TASK DETAILS: Set down, word for word, the stretch of lines from the one containing "Extract all readable text from this page." to the end of the records below.

A run of records:
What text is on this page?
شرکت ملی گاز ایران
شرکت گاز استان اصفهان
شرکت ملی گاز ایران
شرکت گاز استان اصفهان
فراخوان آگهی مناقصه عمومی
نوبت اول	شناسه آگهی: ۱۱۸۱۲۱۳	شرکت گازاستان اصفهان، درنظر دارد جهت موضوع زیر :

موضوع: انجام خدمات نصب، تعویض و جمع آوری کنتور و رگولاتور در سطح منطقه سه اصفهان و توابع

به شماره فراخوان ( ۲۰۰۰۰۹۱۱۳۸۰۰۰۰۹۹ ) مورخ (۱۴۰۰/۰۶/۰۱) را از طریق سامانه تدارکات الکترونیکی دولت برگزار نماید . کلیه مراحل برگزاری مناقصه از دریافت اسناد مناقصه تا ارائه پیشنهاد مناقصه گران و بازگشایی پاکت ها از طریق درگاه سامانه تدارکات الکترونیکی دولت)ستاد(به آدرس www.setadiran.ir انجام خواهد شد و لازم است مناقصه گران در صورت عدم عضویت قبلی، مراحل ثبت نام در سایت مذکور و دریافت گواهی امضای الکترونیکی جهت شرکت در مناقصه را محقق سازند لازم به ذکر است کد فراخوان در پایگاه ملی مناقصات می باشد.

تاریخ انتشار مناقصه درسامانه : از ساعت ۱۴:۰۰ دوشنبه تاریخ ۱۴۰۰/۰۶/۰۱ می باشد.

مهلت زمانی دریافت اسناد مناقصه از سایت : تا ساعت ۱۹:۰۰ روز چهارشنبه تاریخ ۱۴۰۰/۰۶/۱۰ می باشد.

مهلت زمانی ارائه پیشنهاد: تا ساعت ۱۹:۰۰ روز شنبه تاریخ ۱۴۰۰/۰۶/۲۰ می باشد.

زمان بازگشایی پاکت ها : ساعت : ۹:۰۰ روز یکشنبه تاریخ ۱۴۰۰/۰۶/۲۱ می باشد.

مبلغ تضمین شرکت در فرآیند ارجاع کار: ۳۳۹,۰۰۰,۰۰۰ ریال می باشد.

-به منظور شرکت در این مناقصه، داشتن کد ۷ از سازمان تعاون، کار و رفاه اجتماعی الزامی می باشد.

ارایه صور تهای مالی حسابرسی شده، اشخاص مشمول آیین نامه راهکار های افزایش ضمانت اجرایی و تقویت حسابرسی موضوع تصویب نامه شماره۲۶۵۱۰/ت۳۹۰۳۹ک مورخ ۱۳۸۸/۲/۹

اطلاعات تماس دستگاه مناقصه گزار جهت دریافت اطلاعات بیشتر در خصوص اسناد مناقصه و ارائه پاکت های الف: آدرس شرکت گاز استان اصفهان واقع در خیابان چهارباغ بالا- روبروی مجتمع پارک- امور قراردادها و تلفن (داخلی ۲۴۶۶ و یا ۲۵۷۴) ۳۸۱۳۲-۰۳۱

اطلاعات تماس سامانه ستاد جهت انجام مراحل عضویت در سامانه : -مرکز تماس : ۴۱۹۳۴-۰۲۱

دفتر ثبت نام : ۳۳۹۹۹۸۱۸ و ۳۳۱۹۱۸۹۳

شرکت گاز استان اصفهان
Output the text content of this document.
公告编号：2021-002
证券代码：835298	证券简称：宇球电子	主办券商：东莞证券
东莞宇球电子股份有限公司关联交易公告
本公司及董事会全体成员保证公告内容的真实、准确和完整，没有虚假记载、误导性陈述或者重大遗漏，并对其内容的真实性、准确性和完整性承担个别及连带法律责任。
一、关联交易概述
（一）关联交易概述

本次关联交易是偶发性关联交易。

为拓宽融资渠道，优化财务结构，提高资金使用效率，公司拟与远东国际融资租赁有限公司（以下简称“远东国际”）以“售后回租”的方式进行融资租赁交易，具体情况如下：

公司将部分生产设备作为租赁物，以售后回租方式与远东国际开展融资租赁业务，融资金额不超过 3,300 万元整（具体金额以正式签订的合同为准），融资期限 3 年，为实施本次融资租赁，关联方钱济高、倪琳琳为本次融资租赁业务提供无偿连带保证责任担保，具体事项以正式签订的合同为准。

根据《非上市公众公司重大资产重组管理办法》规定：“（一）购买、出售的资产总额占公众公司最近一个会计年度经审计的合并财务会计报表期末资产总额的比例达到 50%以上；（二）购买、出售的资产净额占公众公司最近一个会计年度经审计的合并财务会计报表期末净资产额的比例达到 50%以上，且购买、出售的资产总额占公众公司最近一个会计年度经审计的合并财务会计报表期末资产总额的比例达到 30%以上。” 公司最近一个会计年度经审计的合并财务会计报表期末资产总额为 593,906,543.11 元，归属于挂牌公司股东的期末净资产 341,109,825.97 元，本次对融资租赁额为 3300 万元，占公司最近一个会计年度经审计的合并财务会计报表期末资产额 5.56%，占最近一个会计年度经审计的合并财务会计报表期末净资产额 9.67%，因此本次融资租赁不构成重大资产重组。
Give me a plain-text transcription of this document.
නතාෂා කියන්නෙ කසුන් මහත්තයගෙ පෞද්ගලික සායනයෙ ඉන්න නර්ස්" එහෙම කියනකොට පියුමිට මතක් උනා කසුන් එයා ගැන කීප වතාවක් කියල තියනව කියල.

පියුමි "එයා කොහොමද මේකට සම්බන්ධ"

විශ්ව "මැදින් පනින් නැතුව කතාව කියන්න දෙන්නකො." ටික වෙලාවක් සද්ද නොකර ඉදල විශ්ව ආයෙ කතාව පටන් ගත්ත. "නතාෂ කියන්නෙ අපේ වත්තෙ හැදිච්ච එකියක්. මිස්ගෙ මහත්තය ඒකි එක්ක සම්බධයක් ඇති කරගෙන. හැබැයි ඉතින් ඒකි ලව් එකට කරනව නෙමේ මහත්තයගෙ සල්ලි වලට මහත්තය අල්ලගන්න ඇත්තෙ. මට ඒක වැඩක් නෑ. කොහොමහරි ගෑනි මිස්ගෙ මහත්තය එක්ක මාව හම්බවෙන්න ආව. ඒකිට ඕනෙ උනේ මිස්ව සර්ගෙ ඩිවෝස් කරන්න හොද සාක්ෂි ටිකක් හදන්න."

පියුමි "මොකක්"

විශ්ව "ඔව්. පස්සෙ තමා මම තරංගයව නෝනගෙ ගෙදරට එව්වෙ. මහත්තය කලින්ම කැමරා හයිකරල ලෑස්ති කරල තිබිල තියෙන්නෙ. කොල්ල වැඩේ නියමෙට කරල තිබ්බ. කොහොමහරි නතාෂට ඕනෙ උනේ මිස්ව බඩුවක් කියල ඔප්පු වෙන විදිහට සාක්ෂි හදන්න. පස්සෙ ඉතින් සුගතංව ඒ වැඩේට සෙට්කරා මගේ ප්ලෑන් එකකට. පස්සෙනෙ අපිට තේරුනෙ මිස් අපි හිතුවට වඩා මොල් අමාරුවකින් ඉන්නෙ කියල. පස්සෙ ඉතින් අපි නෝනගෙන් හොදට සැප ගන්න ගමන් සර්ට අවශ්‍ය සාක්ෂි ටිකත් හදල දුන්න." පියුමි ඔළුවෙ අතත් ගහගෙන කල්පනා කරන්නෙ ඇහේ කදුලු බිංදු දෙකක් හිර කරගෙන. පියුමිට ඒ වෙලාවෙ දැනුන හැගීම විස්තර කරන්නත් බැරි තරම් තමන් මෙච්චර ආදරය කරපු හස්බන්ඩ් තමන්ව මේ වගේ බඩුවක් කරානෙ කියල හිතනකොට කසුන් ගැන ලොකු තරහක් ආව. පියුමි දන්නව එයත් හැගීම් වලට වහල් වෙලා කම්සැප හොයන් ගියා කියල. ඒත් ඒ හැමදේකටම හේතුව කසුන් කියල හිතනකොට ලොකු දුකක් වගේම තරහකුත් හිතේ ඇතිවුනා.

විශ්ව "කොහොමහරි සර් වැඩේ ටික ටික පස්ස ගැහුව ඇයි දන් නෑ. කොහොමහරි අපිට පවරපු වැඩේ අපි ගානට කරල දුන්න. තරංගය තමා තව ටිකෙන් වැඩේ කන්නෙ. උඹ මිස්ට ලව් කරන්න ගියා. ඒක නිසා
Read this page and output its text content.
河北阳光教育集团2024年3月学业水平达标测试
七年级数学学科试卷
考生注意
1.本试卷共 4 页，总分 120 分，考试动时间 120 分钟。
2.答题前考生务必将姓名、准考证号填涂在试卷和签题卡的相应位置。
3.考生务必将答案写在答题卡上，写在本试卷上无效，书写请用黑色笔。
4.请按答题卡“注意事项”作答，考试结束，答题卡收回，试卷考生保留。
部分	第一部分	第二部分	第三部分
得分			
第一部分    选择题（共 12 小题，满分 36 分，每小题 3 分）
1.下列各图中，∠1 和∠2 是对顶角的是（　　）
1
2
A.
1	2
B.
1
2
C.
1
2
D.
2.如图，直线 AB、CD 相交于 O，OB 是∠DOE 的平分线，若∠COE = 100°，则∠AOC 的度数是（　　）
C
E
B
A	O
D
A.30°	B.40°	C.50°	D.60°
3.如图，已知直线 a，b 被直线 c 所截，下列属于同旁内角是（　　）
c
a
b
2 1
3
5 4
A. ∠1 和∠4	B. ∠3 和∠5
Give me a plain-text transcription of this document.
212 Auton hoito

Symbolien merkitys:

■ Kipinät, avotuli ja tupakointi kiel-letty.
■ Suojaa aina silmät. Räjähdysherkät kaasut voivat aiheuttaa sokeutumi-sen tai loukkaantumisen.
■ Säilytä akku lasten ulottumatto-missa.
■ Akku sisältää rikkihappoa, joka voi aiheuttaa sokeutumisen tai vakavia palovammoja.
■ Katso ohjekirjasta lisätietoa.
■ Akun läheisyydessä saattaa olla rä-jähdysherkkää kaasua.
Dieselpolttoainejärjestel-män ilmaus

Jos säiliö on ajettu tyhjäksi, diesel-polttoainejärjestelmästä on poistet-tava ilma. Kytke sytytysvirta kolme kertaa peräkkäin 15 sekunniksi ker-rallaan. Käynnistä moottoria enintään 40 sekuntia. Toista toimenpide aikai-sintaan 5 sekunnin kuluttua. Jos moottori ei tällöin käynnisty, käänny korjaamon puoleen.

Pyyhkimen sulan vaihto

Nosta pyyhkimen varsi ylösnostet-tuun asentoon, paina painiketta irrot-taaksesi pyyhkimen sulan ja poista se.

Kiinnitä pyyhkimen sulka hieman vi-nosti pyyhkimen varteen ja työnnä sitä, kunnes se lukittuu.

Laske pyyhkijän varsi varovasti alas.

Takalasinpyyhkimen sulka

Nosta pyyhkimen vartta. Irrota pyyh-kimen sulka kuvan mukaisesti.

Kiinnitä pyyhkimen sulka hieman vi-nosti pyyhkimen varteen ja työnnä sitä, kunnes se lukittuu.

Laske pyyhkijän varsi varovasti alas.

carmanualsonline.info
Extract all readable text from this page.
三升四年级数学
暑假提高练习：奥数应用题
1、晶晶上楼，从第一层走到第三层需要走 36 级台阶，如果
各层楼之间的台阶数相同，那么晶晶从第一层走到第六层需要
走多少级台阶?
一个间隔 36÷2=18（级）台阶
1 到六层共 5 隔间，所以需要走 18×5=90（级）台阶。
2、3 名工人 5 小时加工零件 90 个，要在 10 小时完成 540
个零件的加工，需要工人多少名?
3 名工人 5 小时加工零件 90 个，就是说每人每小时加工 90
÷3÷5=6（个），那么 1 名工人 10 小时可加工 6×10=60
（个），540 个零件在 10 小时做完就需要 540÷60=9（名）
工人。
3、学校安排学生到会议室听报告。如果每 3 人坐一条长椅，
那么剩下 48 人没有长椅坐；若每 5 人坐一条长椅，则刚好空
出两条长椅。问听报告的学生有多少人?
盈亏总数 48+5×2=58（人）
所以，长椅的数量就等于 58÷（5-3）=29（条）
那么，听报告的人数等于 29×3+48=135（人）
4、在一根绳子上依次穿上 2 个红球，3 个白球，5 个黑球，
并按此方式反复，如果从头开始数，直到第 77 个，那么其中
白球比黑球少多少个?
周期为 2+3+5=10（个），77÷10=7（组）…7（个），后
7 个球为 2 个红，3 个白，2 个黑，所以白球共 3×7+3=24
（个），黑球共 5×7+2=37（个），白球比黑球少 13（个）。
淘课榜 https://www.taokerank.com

RESULT OF THIS TASK:
Extract all readable text from this page.
三升四年级数学
暑假提高练习：奥数应用题
1、晶晶上楼，从第一层走到第三层需要走 36 级台阶，如果
各层楼之间的台阶数相同，那么晶晶从第一层走到第六层需要
走多少级台阶?
一个间隔 36÷2=18（级）台阶
1 到六层共 5 隔间，所以需要走 18×5=90（级）台阶。
2、3 名工人 5 小时加工零件 90 个，要在 10 小时完成 540
个零件的加工，需要工人多少名?
3 名工人 5 小时加工零件 90 个，就是说每人每小时加工 90
÷3÷5=6（个），那么 1 名工人 10 小时可加工 6×10=60
（个），540 个零件在 10 小时做完就需要 540÷60=9（名）
工人。
3、学校安排学生到会议室听报告。如果每 3 人坐一条长椅，
那么剩下 48 人没有长椅坐；若每 5 人坐一条长椅，则刚好空
出两条长椅。问听报告的学生有多少人?
盈亏总数 48+5×2=58（人）
所以，长椅的数量就等于 58÷（5-3）=29（条）
那么，听报告的人数等于 29×3+48=135（人）
4、在一根绳子上依次穿上 2 个红球，3 个白球，5 个黑球，
并按此方式反复，如果从头开始数，直到第 77 个，那么其中
白球比黑球少多少个?
周期为 2+3+5=10（个），77÷10=7（组）…7（个），后
7 个球为 2 个红，3 个白，2 个黑，所以白球共 3×7+3=24
（个），黑球共 5×7+2=37（个），白球比黑球少 13（个）。
淘课榜 https://www.taokerank.com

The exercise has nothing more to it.